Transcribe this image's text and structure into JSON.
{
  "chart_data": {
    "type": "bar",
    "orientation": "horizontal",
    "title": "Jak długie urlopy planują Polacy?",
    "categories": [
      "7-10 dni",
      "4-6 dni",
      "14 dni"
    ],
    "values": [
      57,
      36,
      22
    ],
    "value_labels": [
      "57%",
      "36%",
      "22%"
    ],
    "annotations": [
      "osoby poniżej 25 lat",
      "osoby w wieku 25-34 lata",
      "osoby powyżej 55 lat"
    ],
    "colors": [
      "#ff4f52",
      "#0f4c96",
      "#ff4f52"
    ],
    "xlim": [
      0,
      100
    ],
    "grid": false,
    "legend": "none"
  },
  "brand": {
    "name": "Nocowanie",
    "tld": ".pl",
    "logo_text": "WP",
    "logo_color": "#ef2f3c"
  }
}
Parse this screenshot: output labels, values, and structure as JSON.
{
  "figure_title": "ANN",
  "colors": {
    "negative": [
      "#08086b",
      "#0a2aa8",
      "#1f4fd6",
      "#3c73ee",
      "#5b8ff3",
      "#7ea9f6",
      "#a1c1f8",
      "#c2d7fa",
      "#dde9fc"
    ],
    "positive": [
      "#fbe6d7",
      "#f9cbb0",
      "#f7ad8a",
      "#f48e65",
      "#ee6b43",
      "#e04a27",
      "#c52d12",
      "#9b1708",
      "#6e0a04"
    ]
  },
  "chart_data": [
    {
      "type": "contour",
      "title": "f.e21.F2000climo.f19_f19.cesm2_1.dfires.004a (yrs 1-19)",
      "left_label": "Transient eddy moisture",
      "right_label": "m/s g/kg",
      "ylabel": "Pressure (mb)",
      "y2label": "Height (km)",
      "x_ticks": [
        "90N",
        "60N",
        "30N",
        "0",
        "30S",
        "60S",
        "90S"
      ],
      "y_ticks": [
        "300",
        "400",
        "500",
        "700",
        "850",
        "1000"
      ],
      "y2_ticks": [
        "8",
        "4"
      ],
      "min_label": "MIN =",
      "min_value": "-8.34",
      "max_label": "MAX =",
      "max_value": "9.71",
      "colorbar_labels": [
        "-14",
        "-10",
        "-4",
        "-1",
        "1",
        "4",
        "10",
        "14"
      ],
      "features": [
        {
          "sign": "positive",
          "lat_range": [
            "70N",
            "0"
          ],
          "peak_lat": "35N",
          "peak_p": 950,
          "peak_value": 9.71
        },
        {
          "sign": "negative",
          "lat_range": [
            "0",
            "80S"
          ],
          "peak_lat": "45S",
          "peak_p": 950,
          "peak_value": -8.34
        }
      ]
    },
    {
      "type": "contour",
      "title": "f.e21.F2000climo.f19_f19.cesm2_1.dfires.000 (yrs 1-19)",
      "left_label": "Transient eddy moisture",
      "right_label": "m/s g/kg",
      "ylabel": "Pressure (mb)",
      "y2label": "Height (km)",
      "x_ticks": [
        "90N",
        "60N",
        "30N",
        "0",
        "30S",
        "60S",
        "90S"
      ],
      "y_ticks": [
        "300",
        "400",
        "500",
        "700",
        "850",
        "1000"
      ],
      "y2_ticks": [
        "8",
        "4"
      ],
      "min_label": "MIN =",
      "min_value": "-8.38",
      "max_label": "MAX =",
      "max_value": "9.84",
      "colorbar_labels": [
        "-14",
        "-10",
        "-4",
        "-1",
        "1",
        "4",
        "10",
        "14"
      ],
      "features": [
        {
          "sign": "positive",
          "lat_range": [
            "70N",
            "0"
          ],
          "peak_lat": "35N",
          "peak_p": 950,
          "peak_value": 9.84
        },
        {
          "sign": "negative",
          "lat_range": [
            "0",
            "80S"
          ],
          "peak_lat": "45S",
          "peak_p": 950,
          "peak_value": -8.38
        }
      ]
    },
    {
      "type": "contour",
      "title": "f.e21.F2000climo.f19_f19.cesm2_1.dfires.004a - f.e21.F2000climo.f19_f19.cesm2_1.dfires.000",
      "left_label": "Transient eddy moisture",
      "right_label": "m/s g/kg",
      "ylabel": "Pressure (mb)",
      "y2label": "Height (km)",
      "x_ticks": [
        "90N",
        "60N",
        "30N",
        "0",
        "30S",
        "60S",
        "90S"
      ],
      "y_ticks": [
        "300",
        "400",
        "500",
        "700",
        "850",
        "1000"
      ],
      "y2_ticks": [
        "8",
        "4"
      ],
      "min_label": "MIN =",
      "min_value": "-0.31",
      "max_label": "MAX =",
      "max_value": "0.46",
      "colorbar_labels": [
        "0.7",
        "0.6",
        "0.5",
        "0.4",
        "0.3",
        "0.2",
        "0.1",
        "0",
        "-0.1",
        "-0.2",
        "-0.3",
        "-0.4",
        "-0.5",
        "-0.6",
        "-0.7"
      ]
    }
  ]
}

****

- [What is asked]: Check each line of the data above for the string "values", then report how many lines have it, with no other words.

- [Response to this task]: 2